*Exercise passage*.
----------------

Netdata is a distributed monitoring system that collects real-time metrics from systems and applications. As a host-level monitoring tool with web dashboards and API access, Netdata can expose sensitive system information if not properly secured. This guide covers security measures for production Netdata deployments.
Netdata architecture includes several security-sensitive components:
Key security concerns include dashboard exposure, API access control, streaming security, and sensitive data leakage through metrics.
Configure firewall rules for Netdata:
# Netdata default port (19999)
ufw allow from 10.0.0.0/8 to any port 19999 proto tcp
ufw allow from 192.168.1.0/24 to any port 19999 proto tcp
# Block external access
ufw deny from any to any port 19999 proto tcp
# Streaming port (if using parent nodes)
ufw allow from 10.0.1.0/24 to any port 19999 proto tcp
apiVersion: networking.k8s.io/v1
kind: NetworkPolicy
metadata:
name: netdata-network-policy
spec:
podSelector:
matchLabels:
app: netdata
ingress:
- from:
- namespaceSelector:
matchLabels:
name: monitoring
ports:
- protocol: TCP
port: 19999
Bind Netdata to specific interfaces:
# /etc/netdata/netdata.conf
[web]
bind to = 127.0.0.1:19999
# Or for internal network only
# bind to = 10.0.1.100:19999
# Disable web server if using reverse proxy
# web files without server = no
For containerized deployments:
# docker-compose.yml
services:
netdata:
ports:
- "127.0.0.1:19999:19999"
network_mode: host # Or specific network
Configure HTTP basic auth with reverse proxy:
Nginx Configuration:
location / {
auth_basic "Netdata Access";
auth_basic_user_file /etc/nginx/.htpasswd;
proxy_pass http://localhost:19999;
proxy_set_header Host $host;
proxy_set_header X-Real-IP $remote_addr;
}
Apache Configuration:
<Location />
AuthType Basic
AuthName "Netdata Access"
AuthUserFile /etc/netdata/.htpasswd
Require valid-user
</Location>
Use Netdata Cloud for centralized authentication:
# /etc/netdata/cloud.conf
[global]
enabled = yes
# Token from Netdata Cloud
token = ${NETDATA_CLOUD_TOKEN}
Netdata Cloud provides RBAC features:
| Role | Permissions |
|---|---|
| Member | View dashboards and metrics |
| Contributor | Create dashboards and alerts |
| Admin | Full access including user management |
| Owner | Complete control including billing |
Netdata Cloud supports SSO:
Configure in Netdata Cloud dashboard under Team Settings.
Secure API access with tokens:
# Generate API token (Netdata Cloud)

----------------

[Document layout detection data]
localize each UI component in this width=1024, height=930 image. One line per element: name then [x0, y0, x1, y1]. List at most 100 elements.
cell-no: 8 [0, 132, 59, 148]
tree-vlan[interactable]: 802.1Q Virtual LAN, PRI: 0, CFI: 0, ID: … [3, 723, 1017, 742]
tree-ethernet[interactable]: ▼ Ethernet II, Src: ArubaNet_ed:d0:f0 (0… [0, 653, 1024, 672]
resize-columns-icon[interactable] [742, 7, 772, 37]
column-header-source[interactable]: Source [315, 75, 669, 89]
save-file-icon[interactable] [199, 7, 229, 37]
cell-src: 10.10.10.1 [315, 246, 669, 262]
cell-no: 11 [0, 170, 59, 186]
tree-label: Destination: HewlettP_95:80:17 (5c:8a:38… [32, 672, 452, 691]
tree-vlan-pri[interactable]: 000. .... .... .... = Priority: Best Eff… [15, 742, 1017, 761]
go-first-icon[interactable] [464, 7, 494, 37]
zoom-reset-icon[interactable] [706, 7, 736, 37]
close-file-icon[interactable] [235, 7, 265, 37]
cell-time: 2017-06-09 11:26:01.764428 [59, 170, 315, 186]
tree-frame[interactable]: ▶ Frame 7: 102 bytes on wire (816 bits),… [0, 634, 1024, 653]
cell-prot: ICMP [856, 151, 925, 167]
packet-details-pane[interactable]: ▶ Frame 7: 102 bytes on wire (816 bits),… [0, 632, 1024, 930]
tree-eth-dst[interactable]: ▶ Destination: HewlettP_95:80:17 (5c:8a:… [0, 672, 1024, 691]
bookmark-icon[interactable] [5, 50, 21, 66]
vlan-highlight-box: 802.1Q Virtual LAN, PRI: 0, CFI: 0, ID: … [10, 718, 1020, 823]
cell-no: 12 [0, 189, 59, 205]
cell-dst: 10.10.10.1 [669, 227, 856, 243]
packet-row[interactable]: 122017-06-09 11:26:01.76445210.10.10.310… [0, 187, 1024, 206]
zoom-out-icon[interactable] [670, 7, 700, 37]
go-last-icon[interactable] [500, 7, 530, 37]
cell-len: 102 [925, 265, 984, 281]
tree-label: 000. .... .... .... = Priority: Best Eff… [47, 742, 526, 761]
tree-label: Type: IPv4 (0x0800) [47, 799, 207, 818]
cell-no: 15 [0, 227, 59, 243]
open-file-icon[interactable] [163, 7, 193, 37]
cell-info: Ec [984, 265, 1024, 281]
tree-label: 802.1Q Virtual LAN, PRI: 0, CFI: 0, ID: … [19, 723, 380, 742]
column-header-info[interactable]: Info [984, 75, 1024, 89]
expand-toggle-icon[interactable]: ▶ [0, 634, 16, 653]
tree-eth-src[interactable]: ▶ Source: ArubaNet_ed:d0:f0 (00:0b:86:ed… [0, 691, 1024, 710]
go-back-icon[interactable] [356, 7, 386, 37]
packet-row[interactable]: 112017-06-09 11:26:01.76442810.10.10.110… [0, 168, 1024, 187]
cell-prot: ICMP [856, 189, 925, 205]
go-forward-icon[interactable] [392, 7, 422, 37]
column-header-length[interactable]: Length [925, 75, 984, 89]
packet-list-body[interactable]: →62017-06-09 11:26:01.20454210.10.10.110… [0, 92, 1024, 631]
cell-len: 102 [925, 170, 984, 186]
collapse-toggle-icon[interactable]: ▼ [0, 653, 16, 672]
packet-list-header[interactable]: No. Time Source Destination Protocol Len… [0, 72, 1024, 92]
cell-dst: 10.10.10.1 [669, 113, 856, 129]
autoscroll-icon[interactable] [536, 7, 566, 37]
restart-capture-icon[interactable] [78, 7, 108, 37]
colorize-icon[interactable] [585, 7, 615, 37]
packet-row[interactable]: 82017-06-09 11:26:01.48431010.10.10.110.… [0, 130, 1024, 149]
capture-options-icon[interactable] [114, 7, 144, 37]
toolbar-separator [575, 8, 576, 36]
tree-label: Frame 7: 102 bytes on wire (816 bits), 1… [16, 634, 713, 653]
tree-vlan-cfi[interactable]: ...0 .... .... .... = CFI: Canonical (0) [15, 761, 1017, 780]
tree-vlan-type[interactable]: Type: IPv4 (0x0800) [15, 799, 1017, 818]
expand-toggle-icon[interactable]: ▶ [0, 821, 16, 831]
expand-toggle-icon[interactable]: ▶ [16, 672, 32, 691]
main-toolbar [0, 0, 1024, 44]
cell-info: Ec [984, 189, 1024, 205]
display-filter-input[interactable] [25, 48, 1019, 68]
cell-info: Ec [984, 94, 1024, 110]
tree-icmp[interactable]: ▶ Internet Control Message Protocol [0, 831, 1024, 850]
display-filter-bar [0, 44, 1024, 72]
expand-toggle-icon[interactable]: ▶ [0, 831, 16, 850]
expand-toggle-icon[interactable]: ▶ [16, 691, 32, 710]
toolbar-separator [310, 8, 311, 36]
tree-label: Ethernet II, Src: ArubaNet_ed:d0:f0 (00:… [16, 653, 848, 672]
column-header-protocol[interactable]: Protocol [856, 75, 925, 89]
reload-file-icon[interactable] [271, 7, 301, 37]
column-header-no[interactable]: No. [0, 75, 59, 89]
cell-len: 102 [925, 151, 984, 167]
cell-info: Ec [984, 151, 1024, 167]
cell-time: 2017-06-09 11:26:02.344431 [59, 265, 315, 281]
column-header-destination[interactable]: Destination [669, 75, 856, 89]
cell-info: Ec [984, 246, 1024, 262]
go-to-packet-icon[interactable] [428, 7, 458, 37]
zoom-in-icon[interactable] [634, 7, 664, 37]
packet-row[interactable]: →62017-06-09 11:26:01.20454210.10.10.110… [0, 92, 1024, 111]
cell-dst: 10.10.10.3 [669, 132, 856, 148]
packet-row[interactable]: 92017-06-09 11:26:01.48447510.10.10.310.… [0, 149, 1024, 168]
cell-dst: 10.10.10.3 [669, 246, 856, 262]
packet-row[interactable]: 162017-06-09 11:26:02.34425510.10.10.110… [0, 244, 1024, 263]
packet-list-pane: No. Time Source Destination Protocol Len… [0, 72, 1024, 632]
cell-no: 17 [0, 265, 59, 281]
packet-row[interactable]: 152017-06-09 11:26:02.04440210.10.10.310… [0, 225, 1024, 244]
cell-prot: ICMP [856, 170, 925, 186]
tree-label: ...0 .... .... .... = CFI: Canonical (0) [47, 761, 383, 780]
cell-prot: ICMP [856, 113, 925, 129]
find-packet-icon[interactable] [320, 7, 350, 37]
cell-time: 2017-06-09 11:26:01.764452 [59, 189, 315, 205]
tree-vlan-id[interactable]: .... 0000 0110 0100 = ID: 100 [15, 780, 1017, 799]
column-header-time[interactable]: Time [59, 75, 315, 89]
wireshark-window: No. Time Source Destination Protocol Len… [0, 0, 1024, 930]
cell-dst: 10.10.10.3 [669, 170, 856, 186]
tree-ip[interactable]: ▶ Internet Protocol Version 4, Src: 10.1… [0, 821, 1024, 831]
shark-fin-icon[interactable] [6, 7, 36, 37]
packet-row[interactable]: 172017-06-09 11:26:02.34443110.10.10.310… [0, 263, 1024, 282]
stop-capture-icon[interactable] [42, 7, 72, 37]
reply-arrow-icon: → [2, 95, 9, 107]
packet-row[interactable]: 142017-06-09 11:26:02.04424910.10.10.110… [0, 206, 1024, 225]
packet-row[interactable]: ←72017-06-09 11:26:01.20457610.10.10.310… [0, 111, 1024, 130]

----------------

*Required actions*.
**1.** According to the Netdata security guide, which Netdata Cloud role is allowed to create dashboards and alerts?
**2.** Reproduce the Netdata security guide word for word, starting at "Netdata is a" and ending after "production Netdata deployments.".

*Answers by item number*.
**1.** Contributor

**2.**
Netdata is a distributed monitoring system that collects real-time metrics from systems and applications. As a host-level monitoring tool with web dashboards and API access, Netdata can expose sensitive system information if not properly secured. This guide covers security measures for production Netdata deployments.